• _WHAT NEEDS TO BE DONE_:
Copy the material from the line containing "table-cell: 2006 <box>96 235 153 252</box>" through the line containing "table-cell: 2009-2010 <box>343", substituting "data-row" for "table-row" and keeping everything else the same.

• _PROVIDED RECORDS_:
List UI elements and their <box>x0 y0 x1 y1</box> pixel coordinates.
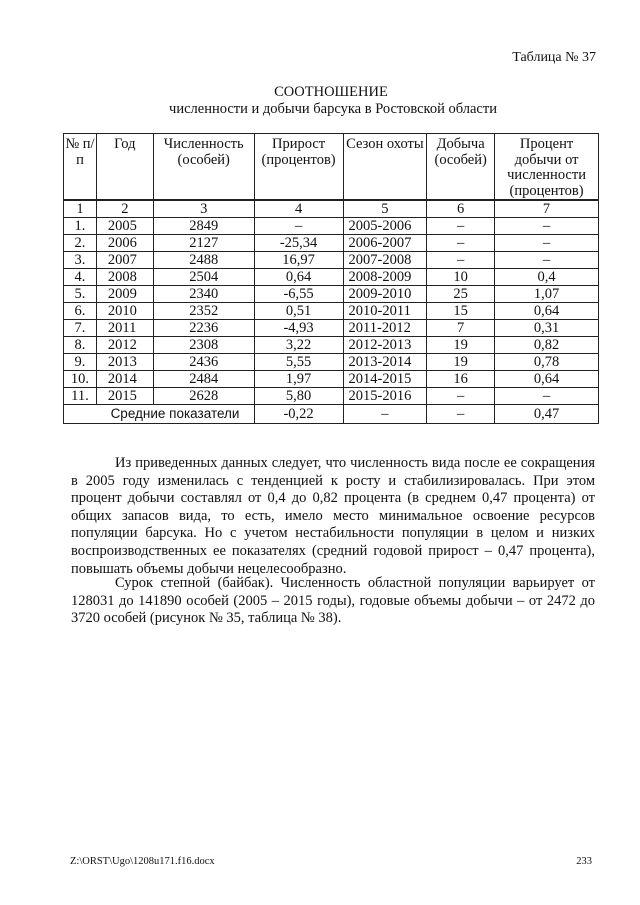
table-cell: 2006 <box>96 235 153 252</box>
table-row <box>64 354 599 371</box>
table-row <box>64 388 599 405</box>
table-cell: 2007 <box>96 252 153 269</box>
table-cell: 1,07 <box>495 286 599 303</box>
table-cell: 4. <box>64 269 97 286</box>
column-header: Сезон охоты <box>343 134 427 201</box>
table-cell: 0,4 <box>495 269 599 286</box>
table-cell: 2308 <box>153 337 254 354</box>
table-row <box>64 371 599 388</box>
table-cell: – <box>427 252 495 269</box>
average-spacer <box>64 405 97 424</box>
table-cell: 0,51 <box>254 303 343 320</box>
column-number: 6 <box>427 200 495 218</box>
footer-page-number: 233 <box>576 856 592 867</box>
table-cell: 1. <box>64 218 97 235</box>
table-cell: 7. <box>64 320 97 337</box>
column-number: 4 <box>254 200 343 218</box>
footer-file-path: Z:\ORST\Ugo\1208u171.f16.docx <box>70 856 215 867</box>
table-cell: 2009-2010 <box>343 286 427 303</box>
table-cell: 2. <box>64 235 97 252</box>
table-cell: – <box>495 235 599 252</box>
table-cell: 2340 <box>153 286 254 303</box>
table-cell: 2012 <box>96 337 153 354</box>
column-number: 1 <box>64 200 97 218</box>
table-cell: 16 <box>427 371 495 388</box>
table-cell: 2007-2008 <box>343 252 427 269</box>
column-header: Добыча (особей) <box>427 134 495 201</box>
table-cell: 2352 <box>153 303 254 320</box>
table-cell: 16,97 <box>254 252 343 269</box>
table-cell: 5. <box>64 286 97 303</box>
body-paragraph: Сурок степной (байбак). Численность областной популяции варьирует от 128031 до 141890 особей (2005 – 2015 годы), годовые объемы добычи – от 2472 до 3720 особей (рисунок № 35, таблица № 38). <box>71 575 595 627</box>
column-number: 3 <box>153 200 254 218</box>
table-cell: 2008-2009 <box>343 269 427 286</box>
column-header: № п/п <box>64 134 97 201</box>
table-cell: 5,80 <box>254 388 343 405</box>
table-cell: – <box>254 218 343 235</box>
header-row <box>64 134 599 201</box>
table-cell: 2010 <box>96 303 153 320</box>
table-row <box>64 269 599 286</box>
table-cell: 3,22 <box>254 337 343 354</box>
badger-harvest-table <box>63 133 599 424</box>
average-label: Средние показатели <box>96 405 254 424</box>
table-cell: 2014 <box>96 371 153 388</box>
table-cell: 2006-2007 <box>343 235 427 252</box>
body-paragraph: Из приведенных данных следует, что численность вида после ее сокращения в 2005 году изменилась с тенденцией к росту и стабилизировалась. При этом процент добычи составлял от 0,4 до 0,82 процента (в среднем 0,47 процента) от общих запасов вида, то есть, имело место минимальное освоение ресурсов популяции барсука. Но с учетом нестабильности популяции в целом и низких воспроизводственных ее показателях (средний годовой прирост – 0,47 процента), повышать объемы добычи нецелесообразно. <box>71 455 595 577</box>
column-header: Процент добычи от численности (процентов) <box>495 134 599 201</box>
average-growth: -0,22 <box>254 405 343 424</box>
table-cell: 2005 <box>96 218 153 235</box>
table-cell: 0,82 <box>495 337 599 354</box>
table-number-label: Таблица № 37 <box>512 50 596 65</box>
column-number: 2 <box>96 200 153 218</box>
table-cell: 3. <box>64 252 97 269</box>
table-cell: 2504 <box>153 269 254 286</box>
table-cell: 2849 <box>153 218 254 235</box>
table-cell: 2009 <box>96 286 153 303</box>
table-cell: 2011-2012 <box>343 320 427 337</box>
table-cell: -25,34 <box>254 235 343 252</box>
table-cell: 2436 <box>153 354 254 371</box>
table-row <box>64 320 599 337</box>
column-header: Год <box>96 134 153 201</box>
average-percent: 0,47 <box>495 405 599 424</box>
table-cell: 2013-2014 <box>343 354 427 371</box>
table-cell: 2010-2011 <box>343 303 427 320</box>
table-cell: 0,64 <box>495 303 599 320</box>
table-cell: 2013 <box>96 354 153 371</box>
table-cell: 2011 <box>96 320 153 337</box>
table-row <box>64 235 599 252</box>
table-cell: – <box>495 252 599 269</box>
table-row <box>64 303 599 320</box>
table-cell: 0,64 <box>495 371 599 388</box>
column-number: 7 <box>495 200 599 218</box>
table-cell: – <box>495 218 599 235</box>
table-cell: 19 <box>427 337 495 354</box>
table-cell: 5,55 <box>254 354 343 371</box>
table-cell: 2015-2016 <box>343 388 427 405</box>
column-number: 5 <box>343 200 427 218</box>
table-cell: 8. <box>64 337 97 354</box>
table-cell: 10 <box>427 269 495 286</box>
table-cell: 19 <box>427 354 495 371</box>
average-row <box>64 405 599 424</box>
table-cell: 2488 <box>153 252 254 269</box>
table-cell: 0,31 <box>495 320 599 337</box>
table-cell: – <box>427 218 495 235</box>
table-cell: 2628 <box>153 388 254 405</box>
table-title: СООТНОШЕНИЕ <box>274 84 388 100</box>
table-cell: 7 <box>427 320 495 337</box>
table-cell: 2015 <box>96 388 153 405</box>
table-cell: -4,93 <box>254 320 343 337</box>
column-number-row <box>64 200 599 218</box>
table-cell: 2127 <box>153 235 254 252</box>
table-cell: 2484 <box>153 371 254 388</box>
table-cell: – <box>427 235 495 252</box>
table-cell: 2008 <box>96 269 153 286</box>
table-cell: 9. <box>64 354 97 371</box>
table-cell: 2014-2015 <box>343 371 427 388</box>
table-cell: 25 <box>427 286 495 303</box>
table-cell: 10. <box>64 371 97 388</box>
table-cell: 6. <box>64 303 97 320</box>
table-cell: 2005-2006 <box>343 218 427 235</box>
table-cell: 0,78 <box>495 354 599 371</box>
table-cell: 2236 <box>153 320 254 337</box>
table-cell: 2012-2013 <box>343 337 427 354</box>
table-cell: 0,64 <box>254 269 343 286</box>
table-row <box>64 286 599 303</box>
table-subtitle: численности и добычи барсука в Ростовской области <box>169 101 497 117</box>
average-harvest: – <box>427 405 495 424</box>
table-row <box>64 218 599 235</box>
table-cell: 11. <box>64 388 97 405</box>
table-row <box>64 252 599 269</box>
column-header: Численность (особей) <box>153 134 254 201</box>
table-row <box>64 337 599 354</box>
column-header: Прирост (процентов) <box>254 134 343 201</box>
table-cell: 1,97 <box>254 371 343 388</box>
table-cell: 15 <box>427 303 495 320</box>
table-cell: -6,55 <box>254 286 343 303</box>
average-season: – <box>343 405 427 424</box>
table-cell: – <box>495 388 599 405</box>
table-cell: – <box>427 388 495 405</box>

• _COMPLETED TASK_:
table-cell: 2006 <box>96 235 153 252</box>
data-row <box>64 354 599 371</box>
data-row <box>64 388 599 405</box>
table-cell: 2007 <box>96 252 153 269</box>
table-cell: 1,07 <box>495 286 599 303</box>
table-cell: 4. <box>64 269 97 286</box>
column-header: Сезон охоты <box>343 134 427 201</box>
table-cell: 0,4 <box>495 269 599 286</box>
table-cell: 2308 <box>153 337 254 354</box>
data-row <box>64 371 599 388</box>
table-cell: – <box>427 252 495 269</box>
average-spacer <box>64 405 97 424</box>
table-cell: 0,51 <box>254 303 343 320</box>
column-number: 6 <box>427 200 495 218</box>
footer-page-number: 233 <box>576 856 592 867</box>
table-cell: 1. <box>64 218 97 235</box>
table-cell: 7. <box>64 320 97 337</box>
column-number: 4 <box>254 200 343 218</box>
footer-file-path: Z:\ORST\Ugo\1208u171.f16.docx <box>70 856 215 867</box>
table-cell: 2009-2010 <box>343 286 427 303</box>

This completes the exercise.